*Records contained in a dataset:*
╭──
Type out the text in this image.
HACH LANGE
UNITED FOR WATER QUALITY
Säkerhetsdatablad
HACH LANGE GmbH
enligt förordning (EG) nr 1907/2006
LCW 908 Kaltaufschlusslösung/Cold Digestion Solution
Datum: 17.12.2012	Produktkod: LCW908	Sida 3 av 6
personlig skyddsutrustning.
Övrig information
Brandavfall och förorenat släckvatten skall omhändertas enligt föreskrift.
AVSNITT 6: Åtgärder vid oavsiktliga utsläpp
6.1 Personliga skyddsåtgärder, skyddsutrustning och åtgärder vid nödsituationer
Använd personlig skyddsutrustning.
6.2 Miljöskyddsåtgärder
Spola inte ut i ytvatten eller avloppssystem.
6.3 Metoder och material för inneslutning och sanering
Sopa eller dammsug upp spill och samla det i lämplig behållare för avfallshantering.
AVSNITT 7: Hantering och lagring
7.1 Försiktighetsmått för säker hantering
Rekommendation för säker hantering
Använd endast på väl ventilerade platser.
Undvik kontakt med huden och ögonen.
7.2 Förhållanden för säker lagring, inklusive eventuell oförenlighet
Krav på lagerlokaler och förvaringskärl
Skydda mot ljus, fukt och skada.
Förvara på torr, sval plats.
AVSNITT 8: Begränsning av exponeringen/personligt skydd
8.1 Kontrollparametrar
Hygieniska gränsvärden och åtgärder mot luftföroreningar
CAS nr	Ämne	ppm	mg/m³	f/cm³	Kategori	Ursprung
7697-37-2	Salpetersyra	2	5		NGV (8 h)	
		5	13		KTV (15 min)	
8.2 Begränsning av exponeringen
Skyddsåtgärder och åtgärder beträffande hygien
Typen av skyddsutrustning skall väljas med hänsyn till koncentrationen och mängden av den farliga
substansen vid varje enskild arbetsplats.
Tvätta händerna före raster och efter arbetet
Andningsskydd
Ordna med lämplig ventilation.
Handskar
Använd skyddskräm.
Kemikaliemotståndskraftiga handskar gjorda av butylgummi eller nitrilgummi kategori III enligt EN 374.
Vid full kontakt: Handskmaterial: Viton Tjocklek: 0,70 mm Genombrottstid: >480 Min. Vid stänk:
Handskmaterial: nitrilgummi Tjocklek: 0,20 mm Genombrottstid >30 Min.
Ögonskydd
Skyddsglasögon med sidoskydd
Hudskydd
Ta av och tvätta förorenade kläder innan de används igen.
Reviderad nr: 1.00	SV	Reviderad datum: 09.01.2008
╰──
*Required action:*
Each record must appear again, word for word.

*Answer for the task:*
Type out the text in this image.
HACH LANGE
UNITED FOR WATER QUALITY
Säkerhetsdatablad
HACH LANGE GmbH
enligt förordning (EG) nr 1907/2006
LCW 908 Kaltaufschlusslösung/Cold Digestion Solution
Datum: 17.12.2012	Produktkod: LCW908	Sida 3 av 6
personlig skyddsutrustning.
Övrig information
Brandavfall och förorenat släckvatten skall omhändertas enligt föreskrift.
AVSNITT 6: Åtgärder vid oavsiktliga utsläpp
6.1 Personliga skyddsåtgärder, skyddsutrustning och åtgärder vid nödsituationer
Använd personlig skyddsutrustning.
6.2 Miljöskyddsåtgärder
Spola inte ut i ytvatten eller avloppssystem.
6.3 Metoder och material för inneslutning och sanering
Sopa eller dammsug upp spill och samla det i lämplig behållare för avfallshantering.
AVSNITT 7: Hantering och lagring
7.1 Försiktighetsmått för säker hantering
Rekommendation för säker hantering
Använd endast på väl ventilerade platser.
Undvik kontakt med huden och ögonen.
7.2 Förhållanden för säker lagring, inklusive eventuell oförenlighet
Krav på lagerlokaler och förvaringskärl
Skydda mot ljus, fukt och skada.
Förvara på torr, sval plats.
AVSNITT 8: Begränsning av exponeringen/personligt skydd
8.1 Kontrollparametrar
Hygieniska gränsvärden och åtgärder mot luftföroreningar
CAS nr	Ämne	ppm	mg/m³	f/cm³	Kategori	Ursprung
7697-37-2	Salpetersyra	2	5		NGV (8 h)	
		5	13		KTV (15 min)	
8.2 Begränsning av exponeringen
Skyddsåtgärder och åtgärder beträffande hygien
Typen av skyddsutrustning skall väljas med hänsyn till koncentrationen och mängden av den farliga
substansen vid varje enskild arbetsplats.
Tvätta händerna före raster och efter arbetet
Andningsskydd
Ordna med lämplig ventilation.
Handskar
Använd skyddskräm.
Kemikaliemotståndskraftiga handskar gjorda av butylgummi eller nitrilgummi kategori III enligt EN 374.
Vid full kontakt: Handskmaterial: Viton Tjocklek: 0,70 mm Genombrottstid: >480 Min. Vid stänk:
Handskmaterial: nitrilgummi Tjocklek: 0,20 mm Genombrottstid >30 Min.
Ögonskydd
Skyddsglasögon med sidoskydd
Hudskydd
Ta av och tvätta förorenade kläder innan de används igen.
Reviderad nr: 1.00	SV	Reviderad datum: 09.01.2008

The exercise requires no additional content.